### Dataset records

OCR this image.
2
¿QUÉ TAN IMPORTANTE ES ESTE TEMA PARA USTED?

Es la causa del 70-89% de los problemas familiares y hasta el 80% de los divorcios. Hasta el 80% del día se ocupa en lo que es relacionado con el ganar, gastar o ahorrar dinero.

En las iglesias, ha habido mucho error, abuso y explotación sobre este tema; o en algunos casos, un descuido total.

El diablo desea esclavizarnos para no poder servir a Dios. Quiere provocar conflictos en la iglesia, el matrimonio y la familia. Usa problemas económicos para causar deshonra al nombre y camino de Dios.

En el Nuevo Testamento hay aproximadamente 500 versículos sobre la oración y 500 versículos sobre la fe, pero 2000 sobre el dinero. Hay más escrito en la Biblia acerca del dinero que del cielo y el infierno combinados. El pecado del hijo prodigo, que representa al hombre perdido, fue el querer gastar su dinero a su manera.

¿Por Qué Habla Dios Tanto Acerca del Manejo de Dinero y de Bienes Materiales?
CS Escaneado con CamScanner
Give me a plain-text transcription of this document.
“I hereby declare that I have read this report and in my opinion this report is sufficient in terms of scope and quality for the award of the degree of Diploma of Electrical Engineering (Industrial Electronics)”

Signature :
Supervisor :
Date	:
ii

### Task requirements
Make an exact copy of every entry.

### Written solution
OCR this image.
2
¿QUÉ TAN IMPORTANTE ES ESTE TEMA PARA USTED?

Es la causa del 70-89% de los problemas familiares y hasta el 80% de los divorcios. Hasta el 80% del día se ocupa en lo que es relacionado con el ganar, gastar o ahorrar dinero.

En las iglesias, ha habido mucho error, abuso y explotación sobre este tema; o en algunos casos, un descuido total.

El diablo desea esclavizarnos para no poder servir a Dios. Quiere provocar conflictos en la iglesia, el matrimonio y la familia. Usa problemas económicos para causar deshonra al nombre y camino de Dios.

En el Nuevo Testamento hay aproximadamente 500 versículos sobre la oración y 500 versículos sobre la fe, pero 2000 sobre el dinero. Hay más escrito en la Biblia acerca del dinero que del cielo y el infierno combinados. El pecado del hijo prodigo, que representa al hombre perdido, fue el querer gastar su dinero a su manera.

¿Por Qué Habla Dios Tanto Acerca del Manejo de Dinero y de Bienes Materiales?
CS Escaneado con CamScanner
Give me a plain-text transcription of this document.
“I hereby declare that I have read this report and in my opinion this report is sufficient in terms of scope and quality for the award of the degree of Diploma of Electrical Engineering (Industrial Electronics)”

Signature :
Supervisor :
Date	:
ii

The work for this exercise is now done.